**Set problem:**
Whenever a line below holds the word "день", copy that line.

▶

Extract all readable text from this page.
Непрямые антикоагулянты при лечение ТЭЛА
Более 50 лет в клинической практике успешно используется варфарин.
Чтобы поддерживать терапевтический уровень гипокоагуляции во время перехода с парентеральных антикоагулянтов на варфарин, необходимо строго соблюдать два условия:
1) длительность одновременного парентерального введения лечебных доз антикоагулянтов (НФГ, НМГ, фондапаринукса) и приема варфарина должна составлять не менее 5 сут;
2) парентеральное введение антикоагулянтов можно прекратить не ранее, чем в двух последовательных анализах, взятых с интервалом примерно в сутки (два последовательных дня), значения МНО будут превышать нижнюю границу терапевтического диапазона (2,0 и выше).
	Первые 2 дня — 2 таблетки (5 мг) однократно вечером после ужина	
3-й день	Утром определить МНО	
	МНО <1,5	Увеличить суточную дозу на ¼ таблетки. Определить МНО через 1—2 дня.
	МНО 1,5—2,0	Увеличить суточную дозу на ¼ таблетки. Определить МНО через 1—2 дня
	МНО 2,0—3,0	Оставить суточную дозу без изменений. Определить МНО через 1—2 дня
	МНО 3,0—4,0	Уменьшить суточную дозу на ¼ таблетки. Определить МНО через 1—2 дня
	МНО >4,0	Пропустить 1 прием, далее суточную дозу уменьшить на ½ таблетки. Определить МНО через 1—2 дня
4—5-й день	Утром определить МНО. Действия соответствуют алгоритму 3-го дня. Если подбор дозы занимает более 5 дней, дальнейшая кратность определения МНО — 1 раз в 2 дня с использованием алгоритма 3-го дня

◀
▶

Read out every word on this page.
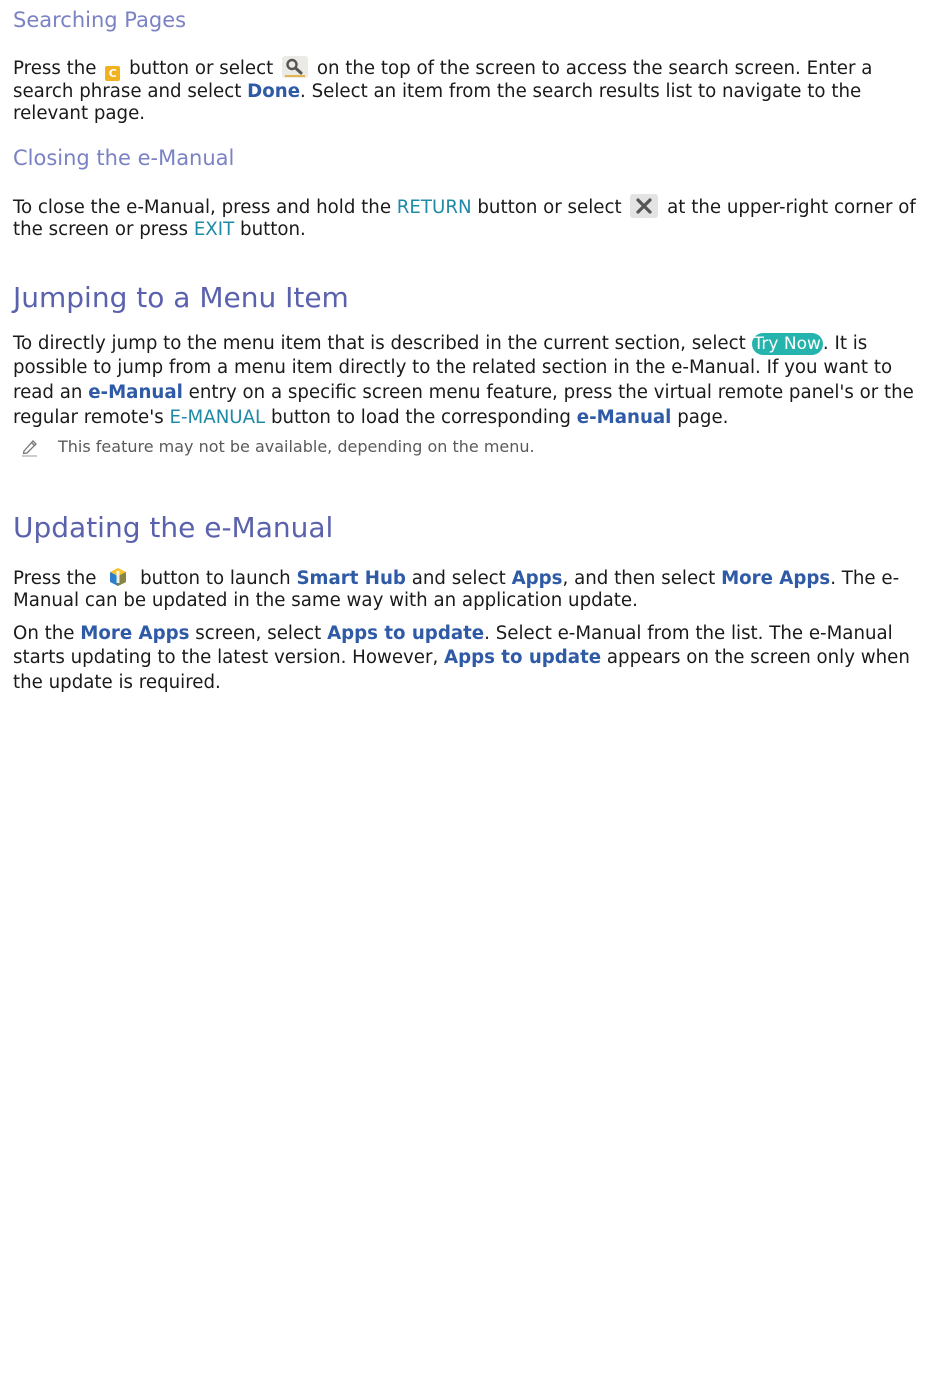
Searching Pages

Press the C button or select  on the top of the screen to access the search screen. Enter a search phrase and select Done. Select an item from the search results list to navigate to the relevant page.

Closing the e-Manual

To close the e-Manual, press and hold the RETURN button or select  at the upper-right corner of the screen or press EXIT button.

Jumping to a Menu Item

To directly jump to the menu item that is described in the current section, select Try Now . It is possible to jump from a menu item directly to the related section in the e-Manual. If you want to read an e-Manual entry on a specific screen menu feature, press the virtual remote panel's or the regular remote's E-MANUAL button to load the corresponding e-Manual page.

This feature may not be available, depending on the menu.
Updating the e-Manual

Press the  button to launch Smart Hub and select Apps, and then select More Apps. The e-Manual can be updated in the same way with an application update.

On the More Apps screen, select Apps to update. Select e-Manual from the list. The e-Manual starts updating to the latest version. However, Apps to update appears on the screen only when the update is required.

◀

**Exercise response:**
3-й день	Утром определить МНО	
4—5-й день	Утром определить МНО. Действия соответствуют алгоритму 3-го дня. Если подбор дозы занимает более 5 дней, дальнейшая кратность определения МНО — 1 раз в 2 дня с использованием алгоритма 3-го дня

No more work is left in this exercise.